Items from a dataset
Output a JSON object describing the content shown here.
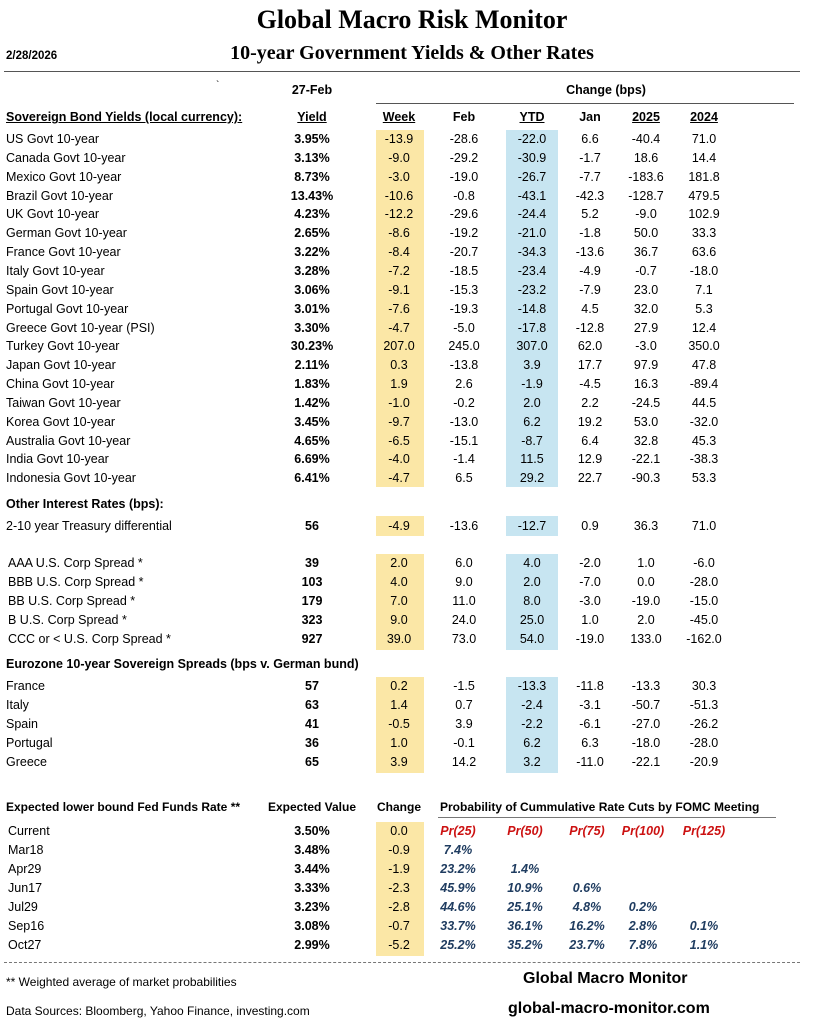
{
  "header": {
    "title": "Global Macro Risk Monitor",
    "subtitle": "10-year Government Yields & Other Rates",
    "date": "2/28/2026",
    "tick": "`",
    "date_col": "27-Feb",
    "change_label": "Change (bps)"
  },
  "columns": {
    "section_label": "Sovereign Bond Yields (local currency):",
    "yield": "Yield",
    "week": "Week",
    "feb": "Feb",
    "ytd": "YTD",
    "jan": "Jan",
    "y2025": "2025",
    "y2024": "2024"
  },
  "sovereign": [
    {
      "name": "US Govt 10-year",
      "val": "3.95%",
      "week": "-13.9",
      "feb": "-28.6",
      "ytd": "-22.0",
      "jan": "6.6",
      "y2025": "-40.4",
      "y2024": "71.0"
    },
    {
      "name": "Canada Govt 10-year",
      "val": "3.13%",
      "week": "-9.0",
      "feb": "-29.2",
      "ytd": "-30.9",
      "jan": "-1.7",
      "y2025": "18.6",
      "y2024": "14.4"
    },
    {
      "name": "Mexico Govt 10-year",
      "val": "8.73%",
      "week": "-3.0",
      "feb": "-19.0",
      "ytd": "-26.7",
      "jan": "-7.7",
      "y2025": "-183.6",
      "y2024": "181.8"
    },
    {
      "name": "Brazil Govt 10-year",
      "val": "13.43%",
      "week": "-10.6",
      "feb": "-0.8",
      "ytd": "-43.1",
      "jan": "-42.3",
      "y2025": "-128.7",
      "y2024": "479.5"
    },
    {
      "name": "UK Govt 10-year",
      "val": "4.23%",
      "week": "-12.2",
      "feb": "-29.6",
      "ytd": "-24.4",
      "jan": "5.2",
      "y2025": "-9.0",
      "y2024": "102.9"
    },
    {
      "name": "German Govt 10-year",
      "val": "2.65%",
      "week": "-8.6",
      "feb": "-19.2",
      "ytd": "-21.0",
      "jan": "-1.8",
      "y2025": "50.0",
      "y2024": "33.3"
    },
    {
      "name": "France Govt 10-year",
      "val": "3.22%",
      "week": "-8.4",
      "feb": "-20.7",
      "ytd": "-34.3",
      "jan": "-13.6",
      "y2025": "36.7",
      "y2024": "63.6"
    },
    {
      "name": "Italy Govt 10-year",
      "val": "3.28%",
      "week": "-7.2",
      "feb": "-18.5",
      "ytd": "-23.4",
      "jan": "-4.9",
      "y2025": "-0.7",
      "y2024": "-18.0"
    },
    {
      "name": "Spain Govt 10-year",
      "val": "3.06%",
      "week": "-9.1",
      "feb": "-15.3",
      "ytd": "-23.2",
      "jan": "-7.9",
      "y2025": "23.0",
      "y2024": "7.1"
    },
    {
      "name": "Portugal Govt 10-year",
      "val": "3.01%",
      "week": "-7.6",
      "feb": "-19.3",
      "ytd": "-14.8",
      "jan": "4.5",
      "y2025": "32.0",
      "y2024": "5.3"
    },
    {
      "name": "Greece Govt 10-year (PSI)",
      "val": "3.30%",
      "week": "-4.7",
      "feb": "-5.0",
      "ytd": "-17.8",
      "jan": "-12.8",
      "y2025": "27.9",
      "y2024": "12.4"
    },
    {
      "name": "Turkey Govt 10-year",
      "val": "30.23%",
      "week": "207.0",
      "feb": "245.0",
      "ytd": "307.0",
      "jan": "62.0",
      "y2025": "-3.0",
      "y2024": "350.0"
    },
    {
      "name": "Japan Govt 10-year",
      "val": "2.11%",
      "week": "0.3",
      "feb": "-13.8",
      "ytd": "3.9",
      "jan": "17.7",
      "y2025": "97.9",
      "y2024": "47.8"
    },
    {
      "name": "China Govt 10-year",
      "val": "1.83%",
      "week": "1.9",
      "feb": "2.6",
      "ytd": "-1.9",
      "jan": "-4.5",
      "y2025": "16.3",
      "y2024": "-89.4"
    },
    {
      "name": "Taiwan Govt 10-year",
      "val": "1.42%",
      "week": "-1.0",
      "feb": "-0.2",
      "ytd": "2.0",
      "jan": "2.2",
      "y2025": "-24.5",
      "y2024": "44.5"
    },
    {
      "name": "Korea Govt 10-year",
      "val": "3.45%",
      "week": "-9.7",
      "feb": "-13.0",
      "ytd": "6.2",
      "jan": "19.2",
      "y2025": "53.0",
      "y2024": "-32.0"
    },
    {
      "name": "Australia Govt 10-year",
      "val": "4.65%",
      "week": "-6.5",
      "feb": "-15.1",
      "ytd": "-8.7",
      "jan": "6.4",
      "y2025": "32.8",
      "y2024": "45.3"
    },
    {
      "name": "India Govt 10-year",
      "val": "6.69%",
      "week": "-4.0",
      "feb": "-1.4",
      "ytd": "11.5",
      "jan": "12.9",
      "y2025": "-22.1",
      "y2024": "-38.3"
    },
    {
      "name": "Indonesia Govt 10-year",
      "val": "6.41%",
      "week": "-4.7",
      "feb": "6.5",
      "ytd": "29.2",
      "jan": "22.7",
      "y2025": "-90.3",
      "y2024": "53.3"
    }
  ],
  "other_label": "Other Interest Rates  (bps):",
  "treasury": [
    {
      "name": "2-10 year Treasury differential",
      "val": "56",
      "week": "-4.9",
      "feb": "-13.6",
      "ytd": "-12.7",
      "jan": "0.9",
      "y2025": "36.3",
      "y2024": "71.0"
    }
  ],
  "corp": [
    {
      "name": "AAA U.S. Corp Spread *",
      "val": "39",
      "week": "2.0",
      "feb": "6.0",
      "ytd": "4.0",
      "jan": "-2.0",
      "y2025": "1.0",
      "y2024": "-6.0"
    },
    {
      "name": "BBB U.S. Corp Spread *",
      "val": "103",
      "week": "4.0",
      "feb": "9.0",
      "ytd": "2.0",
      "jan": "-7.0",
      "y2025": "0.0",
      "y2024": "-28.0"
    },
    {
      "name": "BB U.S. Corp Spread *",
      "val": "179",
      "week": "7.0",
      "feb": "11.0",
      "ytd": "8.0",
      "jan": "-3.0",
      "y2025": "-19.0",
      "y2024": "-15.0"
    },
    {
      "name": "B U.S. Corp Spread *",
      "val": "323",
      "week": "9.0",
      "feb": "24.0",
      "ytd": "25.0",
      "jan": "1.0",
      "y2025": "2.0",
      "y2024": "-45.0"
    },
    {
      "name": "CCC or < U.S. Corp Spread *",
      "val": "927",
      "week": "39.0",
      "feb": "73.0",
      "ytd": "54.0",
      "jan": "-19.0",
      "y2025": "133.0",
      "y2024": "-162.0"
    }
  ],
  "euro_label": "Eurozone 10-year Sovereign Spreads (bps v. German bund)",
  "euro": [
    {
      "name": "France",
      "val": "57",
      "week": "0.2",
      "feb": "-1.5",
      "ytd": "-13.3",
      "jan": "-11.8",
      "y2025": "-13.3",
      "y2024": "30.3"
    },
    {
      "name": "Italy",
      "val": "63",
      "week": "1.4",
      "feb": "0.7",
      "ytd": "-2.4",
      "jan": "-3.1",
      "y2025": "-50.7",
      "y2024": "-51.3"
    },
    {
      "name": "Spain",
      "val": "41",
      "week": "-0.5",
      "feb": "3.9",
      "ytd": "-2.2",
      "jan": "-6.1",
      "y2025": "-27.0",
      "y2024": "-26.2"
    },
    {
      "name": "Portugal",
      "val": "36",
      "week": "1.0",
      "feb": "-0.1",
      "ytd": "6.2",
      "jan": "6.3",
      "y2025": "-18.0",
      "y2024": "-28.0"
    },
    {
      "name": "Greece",
      "val": "65",
      "week": "3.9",
      "feb": "14.2",
      "ytd": "3.2",
      "jan": "-11.0",
      "y2025": "-22.1",
      "y2024": "-20.9"
    }
  ],
  "fed": {
    "title": "Expected lower bound Fed Funds Rate **",
    "expected_label": "Expected Value",
    "change_label": "Change",
    "prob_label": "Probability of Cummulative Rate Cuts by FOMC Meeting",
    "rows": [
      {
        "name": "Current",
        "val": "3.50%",
        "chg": "0.0",
        "p": [
          "Pr(25)",
          "Pr(50)",
          "Pr(75)",
          "Pr(100)",
          "Pr(125)"
        ]
      },
      {
        "name": "Mar18",
        "val": "3.48%",
        "chg": "-0.9",
        "p": [
          "7.4%",
          "",
          "",
          "",
          ""
        ]
      },
      {
        "name": "Apr29",
        "val": "3.44%",
        "chg": "-1.9",
        "p": [
          "23.2%",
          "1.4%",
          "",
          "",
          ""
        ]
      },
      {
        "name": "Jun17",
        "val": "3.33%",
        "chg": "-2.3",
        "p": [
          "45.9%",
          "10.9%",
          "0.6%",
          "",
          ""
        ]
      },
      {
        "name": "Jul29",
        "val": "3.23%",
        "chg": "-2.8",
        "p": [
          "44.6%",
          "25.1%",
          "4.8%",
          "0.2%",
          ""
        ]
      },
      {
        "name": "Sep16",
        "val": "3.08%",
        "chg": "-0.7",
        "p": [
          "33.7%",
          "36.1%",
          "16.2%",
          "2.8%",
          "0.1%"
        ]
      },
      {
        "name": "Oct27",
        "val": "2.99%",
        "chg": "-5.2",
        "p": [
          "25.2%",
          "35.2%",
          "23.7%",
          "7.8%",
          "1.1%"
        ]
      }
    ]
  },
  "footer": {
    "note": "** Weighted average of market probabilities",
    "sources": "Data Sources:  Bloomberg,  Yahoo Finance, investing.com",
    "brand": "Global Macro Monitor",
    "url": "global-macro-monitor.com"
  }
}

» **PROBLEM DETAILS**: From the entries above, collect every line with the string "France" in it.

» **CORRECT ANSWER**:
      "name": "France Govt 10-year",
      "name": "France",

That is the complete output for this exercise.